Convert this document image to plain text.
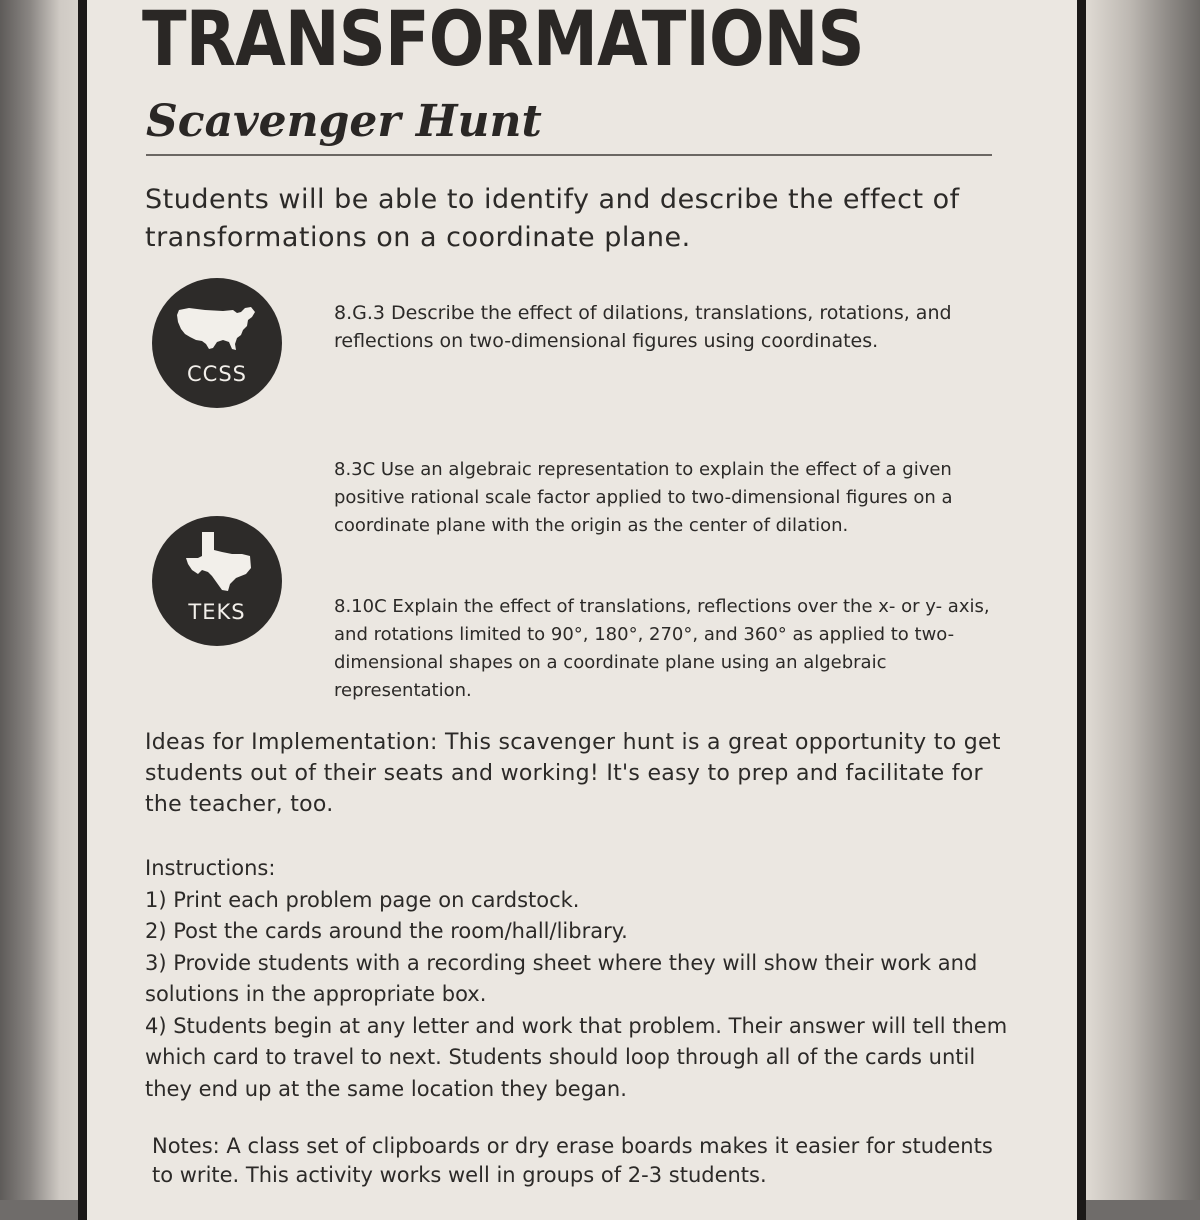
TRANSFORMATIONS
Scavenger Hunt

Students will be able to identify and describe the effect of transformations on a coordinate plane.

CCSS

8.G.3 Describe the effect of dilations, translations, rotations, and reflections on two-dimensional figures using coordinates.

TEKS

8.3C Use an algebraic representation to explain the effect of a given positive rational scale factor applied to two-dimensional figures on a coordinate plane with the origin as the center of dilation.

8.10C Explain the effect of translations, reflections over the x- or y- axis, and rotations limited to 90°, 180°, 270°, and 360° as applied to two-dimensional shapes on a coordinate plane using an algebraic representation.

Ideas for Implementation: This scavenger hunt is a great opportunity to get students out of their seats and working! It's easy to prep and facilitate for the teacher, too.

Instructions:
1) Print each problem page on cardstock.
2) Post the cards around the room/hall/library.
3) Provide students with a recording sheet where they will show their work and solutions in the appropriate box.
4) Students begin at any letter and work that problem. Their answer will tell them which card to travel to next. Students should loop through all of the cards until they end up at the same location they began.

Notes: A class set of clipboards or dry erase boards makes it easier for students to write. This activity works well in groups of 2-3 students.
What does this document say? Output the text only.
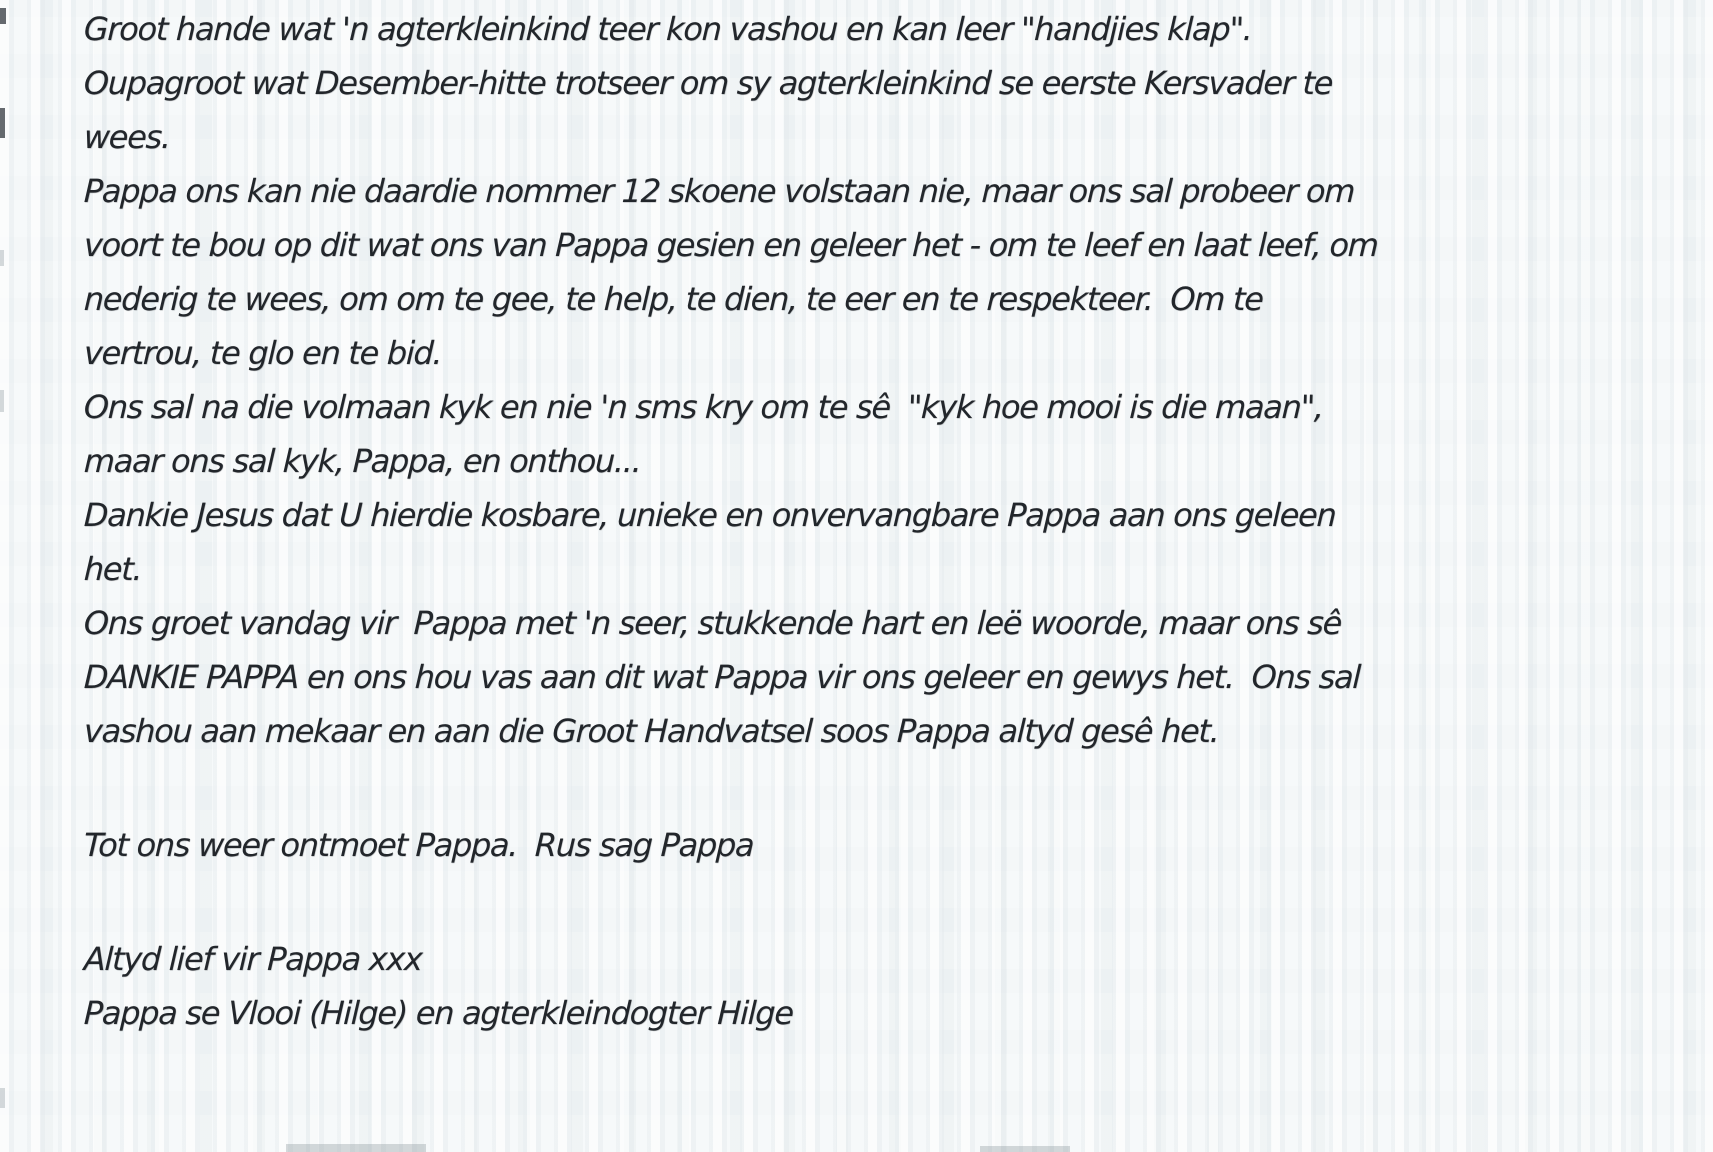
Groot hande wat 'n agterkleinkind teer kon vashou en kan leer "handjies klap".
Oupagroot wat Desember-hitte trotseer om sy agterkleinkind se eerste Kersvader te
wees.
Pappa ons kan nie daardie nommer 12 skoene volstaan nie, maar ons sal probeer om
voort te bou op dit wat ons van Pappa gesien en geleer het - om te leef en laat leef, om
nederig te wees, om om te gee, te help, te dien, te eer en te respekteer.  Om te
vertrou, te glo en te bid.
Ons sal na die volmaan kyk en nie 'n sms kry om te sê  "kyk hoe mooi is die maan",
maar ons sal kyk, Pappa, en onthou...
Dankie Jesus dat U hierdie kosbare, unieke en onvervangbare Pappa aan ons geleen
het.
Ons groet vandag vir  Pappa met 'n seer, stukkende hart en leë woorde, maar ons sê
DANKIE PAPPA en ons hou vas aan dit wat Pappa vir ons geleer en gewys het.  Ons sal
vashou aan mekaar en aan die Groot Handvatsel soos Pappa altyd gesê het.
Tot ons weer ontmoet Pappa.  Rus sag Pappa
Altyd lief vir Pappa xxx
Pappa se Vlooi (Hilge) en agterkleindogter Hilge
= = = = = = =
# The exercise:
From the entries above, select each line containing the string "maar".

# Task answer:
Pappa ons kan nie daardie nommer 12 skoene volstaan nie, maar ons sal probeer om
maar ons sal kyk, Pappa, en onthou...
Ons groet vandag vir  Pappa met 'n seer, stukkende hart en leë woorde, maar ons sê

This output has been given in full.